Write every record out again exactly as given.
[Start Dataset records]
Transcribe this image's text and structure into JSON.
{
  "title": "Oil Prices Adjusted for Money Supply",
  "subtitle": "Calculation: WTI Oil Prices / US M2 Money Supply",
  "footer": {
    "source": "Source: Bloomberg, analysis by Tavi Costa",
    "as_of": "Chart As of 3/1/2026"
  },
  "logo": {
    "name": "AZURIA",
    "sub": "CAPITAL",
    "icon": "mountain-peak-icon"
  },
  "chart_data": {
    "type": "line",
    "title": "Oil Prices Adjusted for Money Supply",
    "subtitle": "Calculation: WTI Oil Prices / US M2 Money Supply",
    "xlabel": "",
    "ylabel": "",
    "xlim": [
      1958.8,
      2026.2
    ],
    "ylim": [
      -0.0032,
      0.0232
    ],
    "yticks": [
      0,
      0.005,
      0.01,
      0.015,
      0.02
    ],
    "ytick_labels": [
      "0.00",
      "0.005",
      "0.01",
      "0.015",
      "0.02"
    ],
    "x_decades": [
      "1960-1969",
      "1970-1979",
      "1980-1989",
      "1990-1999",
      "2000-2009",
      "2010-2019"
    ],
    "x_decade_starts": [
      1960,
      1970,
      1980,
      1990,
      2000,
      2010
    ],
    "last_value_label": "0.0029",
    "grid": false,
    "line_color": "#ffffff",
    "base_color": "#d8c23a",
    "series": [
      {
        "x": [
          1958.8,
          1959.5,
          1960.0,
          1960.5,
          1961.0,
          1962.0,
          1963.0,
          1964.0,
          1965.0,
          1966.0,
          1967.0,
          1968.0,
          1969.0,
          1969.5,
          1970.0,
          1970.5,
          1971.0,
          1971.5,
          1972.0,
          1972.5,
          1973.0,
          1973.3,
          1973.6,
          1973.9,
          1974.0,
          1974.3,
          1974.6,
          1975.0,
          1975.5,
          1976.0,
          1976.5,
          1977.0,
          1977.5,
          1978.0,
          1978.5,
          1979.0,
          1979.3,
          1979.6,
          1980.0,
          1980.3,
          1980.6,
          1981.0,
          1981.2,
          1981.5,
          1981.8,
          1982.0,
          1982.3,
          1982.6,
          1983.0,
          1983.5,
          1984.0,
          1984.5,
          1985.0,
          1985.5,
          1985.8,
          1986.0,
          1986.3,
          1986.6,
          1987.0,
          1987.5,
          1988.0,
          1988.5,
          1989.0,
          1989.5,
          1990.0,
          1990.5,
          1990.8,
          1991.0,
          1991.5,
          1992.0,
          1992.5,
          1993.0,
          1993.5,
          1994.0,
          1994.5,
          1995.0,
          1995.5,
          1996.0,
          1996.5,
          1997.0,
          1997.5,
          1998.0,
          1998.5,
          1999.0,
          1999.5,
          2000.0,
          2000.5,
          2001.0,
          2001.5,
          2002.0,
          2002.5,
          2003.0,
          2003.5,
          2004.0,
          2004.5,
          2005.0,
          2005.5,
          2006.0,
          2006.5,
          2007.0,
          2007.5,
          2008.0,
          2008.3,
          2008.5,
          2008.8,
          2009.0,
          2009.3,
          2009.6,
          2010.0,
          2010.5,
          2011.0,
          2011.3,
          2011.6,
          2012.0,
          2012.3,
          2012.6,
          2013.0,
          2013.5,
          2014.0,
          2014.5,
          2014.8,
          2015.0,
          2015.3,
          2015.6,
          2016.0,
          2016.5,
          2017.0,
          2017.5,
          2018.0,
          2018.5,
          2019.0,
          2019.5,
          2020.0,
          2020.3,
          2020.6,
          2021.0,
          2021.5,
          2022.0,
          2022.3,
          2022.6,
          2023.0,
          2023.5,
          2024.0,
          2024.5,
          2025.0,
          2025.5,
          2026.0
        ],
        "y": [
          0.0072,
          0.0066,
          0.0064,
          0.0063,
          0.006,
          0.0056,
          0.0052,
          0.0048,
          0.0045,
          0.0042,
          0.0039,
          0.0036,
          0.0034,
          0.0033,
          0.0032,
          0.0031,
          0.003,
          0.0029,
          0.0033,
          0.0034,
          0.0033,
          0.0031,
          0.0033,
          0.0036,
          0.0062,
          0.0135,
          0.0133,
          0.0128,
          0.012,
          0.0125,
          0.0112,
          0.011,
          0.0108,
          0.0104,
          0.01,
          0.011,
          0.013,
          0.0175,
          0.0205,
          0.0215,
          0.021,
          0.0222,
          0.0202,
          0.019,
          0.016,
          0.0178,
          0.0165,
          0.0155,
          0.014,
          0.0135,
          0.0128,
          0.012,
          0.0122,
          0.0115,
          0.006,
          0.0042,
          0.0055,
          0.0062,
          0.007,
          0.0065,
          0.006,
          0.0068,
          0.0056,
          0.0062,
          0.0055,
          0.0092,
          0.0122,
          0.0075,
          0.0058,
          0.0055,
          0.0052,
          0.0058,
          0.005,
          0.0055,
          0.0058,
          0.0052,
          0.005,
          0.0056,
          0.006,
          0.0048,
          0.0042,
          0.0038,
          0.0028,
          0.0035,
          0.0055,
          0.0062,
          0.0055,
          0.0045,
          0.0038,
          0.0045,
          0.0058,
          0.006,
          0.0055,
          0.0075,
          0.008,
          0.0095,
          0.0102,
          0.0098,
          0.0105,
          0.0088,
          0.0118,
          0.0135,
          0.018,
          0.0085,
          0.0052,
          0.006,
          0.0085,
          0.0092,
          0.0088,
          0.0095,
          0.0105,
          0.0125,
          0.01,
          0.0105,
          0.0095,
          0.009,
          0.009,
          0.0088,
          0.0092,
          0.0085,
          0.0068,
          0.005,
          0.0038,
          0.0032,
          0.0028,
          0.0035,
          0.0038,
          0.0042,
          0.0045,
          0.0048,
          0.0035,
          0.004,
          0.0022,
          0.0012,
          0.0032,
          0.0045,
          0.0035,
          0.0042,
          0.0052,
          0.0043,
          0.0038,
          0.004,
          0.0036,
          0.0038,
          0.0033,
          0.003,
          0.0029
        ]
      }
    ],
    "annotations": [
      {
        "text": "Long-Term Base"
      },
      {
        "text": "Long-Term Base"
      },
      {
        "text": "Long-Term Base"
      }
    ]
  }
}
[End Dataset records]
» **Reply**
Transcribe this image's text and structure into JSON.
{
  "title": "Oil Prices Adjusted for Money Supply",
  "subtitle": "Calculation: WTI Oil Prices / US M2 Money Supply",
  "footer": {
    "source": "Source: Bloomberg, analysis by Tavi Costa",
    "as_of": "Chart As of 3/1/2026"
  },
  "logo": {
    "name": "AZURIA",
    "sub": "CAPITAL",
    "icon": "mountain-peak-icon"
  },
  "chart_data": {
    "type": "line",
    "title": "Oil Prices Adjusted for Money Supply",
    "subtitle": "Calculation: WTI Oil Prices / US M2 Money Supply",
    "xlabel": "",
    "ylabel": "",
    "xlim": [
      1958.8,
      2026.2
    ],
    "ylim": [
      -0.0032,
      0.0232
    ],
    "yticks": [
      0,
      0.005,
      0.01,
      0.015,
      0.02
    ],
    "ytick_labels": [
      "0.00",
      "0.005",
      "0.01",
      "0.015",
      "0.02"
    ],
    "x_decades": [
      "1960-1969",
      "1970-1979",
      "1980-1989",
      "1990-1999",
      "2000-2009",
      "2010-2019"
    ],
    "x_decade_starts": [
      1960,
      1970,
      1980,
      1990,
      2000,
      2010
    ],
    "last_value_label": "0.0029",
    "grid": false,
    "line_color": "#ffffff",
    "base_color": "#d8c23a",
    "series": [
      {
        "x": [
          1958.8,
          1959.5,
          1960.0,
          1960.5,
          1961.0,
          1962.0,
          1963.0,
          1964.0,
          1965.0,
          1966.0,
          1967.0,
          1968.0,
          1969.0,
          1969.5,
          1970.0,
          1970.5,
          1971.0,
          1971.5,
          1972.0,
          1972.5,
          1973.0,
          1973.3,
          1973.6,
          1973.9,
          1974.0,
          1974.3,
          1974.6,
          1975.0,
          1975.5,
          1976.0,
          1976.5,
          1977.0,
          1977.5,
          1978.0,
          1978.5,
          1979.0,
          1979.3,
          1979.6,
          1980.0,
          1980.3,
          1980.6,
          1981.0,
          1981.2,
          1981.5,
          1981.8,
          1982.0,
          1982.3,
          1982.6,
          1983.0,
          1983.5,
          1984.0,
          1984.5,
          1985.0,
          1985.5,
          1985.8,
          1986.0,
          1986.3,
          1986.6,
          1987.0,
          1987.5,
          1988.0,
          1988.5,
          1989.0,
          1989.5,
          1990.0,
          1990.5,
          1990.8,
          1991.0,
          1991.5,
          1992.0,
          1992.5,
          1993.0,
          1993.5,
          1994.0,
          1994.5,
          1995.0,
          1995.5,
          1996.0,
          1996.5,
          1997.0,
          1997.5,
          1998.0,
          1998.5,
          1999.0,
          1999.5,
          2000.0,
          2000.5,
          2001.0,
          2001.5,
          2002.0,
          2002.5,
          2003.0,
          2003.5,
          2004.0,
          2004.5,
          2005.0,
          2005.5,
          2006.0,
          2006.5,
          2007.0,
          2007.5,
          2008.0,
          2008.3,
          2008.5,
          2008.8,
          2009.0,
          2009.3,
          2009.6,
          2010.0,
          2010.5,
          2011.0,
          2011.3,
          2011.6,
          2012.0,
          2012.3,
          2012.6,
          2013.0,
          2013.5,
          2014.0,
          2014.5,
          2014.8,
          2015.0,
          2015.3,
          2015.6,
          2016.0,
          2016.5,
          2017.0,
          2017.5,
          2018.0,
          2018.5,
          2019.0,
          2019.5,
          2020.0,
          2020.3,
          2020.6,
          2021.0,
          2021.5,
          2022.0,
          2022.3,
          2022.6,
          2023.0,
          2023.5,
          2024.0,
          2024.5,
          2025.0,
          2025.5,
          2026.0
        ],
        "y": [
          0.0072,
          0.0066,
          0.0064,
          0.0063,
          0.006,
          0.0056,
          0.0052,
          0.0048,
          0.0045,
          0.0042,
          0.0039,
          0.0036,
          0.0034,
          0.0033,
          0.0032,
          0.0031,
          0.003,
          0.0029,
          0.0033,
          0.0034,
          0.0033,
          0.0031,
          0.0033,
          0.0036,
          0.0062,
          0.0135,
          0.0133,
          0.0128,
          0.012,
          0.0125,
          0.0112,
          0.011,
          0.0108,
          0.0104,
          0.01,
          0.011,
          0.013,
          0.0175,
          0.0205,
          0.0215,
          0.021,
          0.0222,
          0.0202,
          0.019,
          0.016,
          0.0178,
          0.0165,
          0.0155,
          0.014,
          0.0135,
          0.0128,
          0.012,
          0.0122,
          0.0115,
          0.006,
          0.0042,
          0.0055,
          0.0062,
          0.007,
          0.0065,
          0.006,
          0.0068,
          0.0056,
          0.0062,
          0.0055,
          0.0092,
          0.0122,
          0.0075,
          0.0058,
          0.0055,
          0.0052,
          0.0058,
          0.005,
          0.0055,
          0.0058,
          0.0052,
          0.005,
          0.0056,
          0.006,
          0.0048,
          0.0042,
          0.0038,
          0.0028,
          0.0035,
          0.0055,
          0.0062,
          0.0055,
          0.0045,
          0.0038,
          0.0045,
          0.0058,
          0.006,
          0.0055,
          0.0075,
          0.008,
          0.0095,
          0.0102,
          0.0098,
          0.0105,
          0.0088,
          0.0118,
          0.0135,
          0.018,
          0.0085,
          0.0052,
          0.006,
          0.0085,
          0.0092,
          0.0088,
          0.0095,
          0.0105,
          0.0125,
          0.01,
          0.0105,
          0.0095,
          0.009,
          0.009,
          0.0088,
          0.0092,
          0.0085,
          0.0068,
          0.005,
          0.0038,
          0.0032,
          0.0028,
          0.0035,
          0.0038,
          0.0042,
          0.0045,
          0.0048,
          0.0035,
          0.004,
          0.0022,
          0.0012,
          0.0032,
          0.0045,
          0.0035,
          0.0042,
          0.0052,
          0.0043,
          0.0038,
          0.004,
          0.0036,
          0.0038,
          0.0033,
          0.003,
          0.0029
        ]
      }
    ],
    "annotations": [
      {
        "text": "Long-Term Base"
      },
      {
        "text": "Long-Term Base"
      },
      {
        "text": "Long-Term Base"
      }
    ]
  }
}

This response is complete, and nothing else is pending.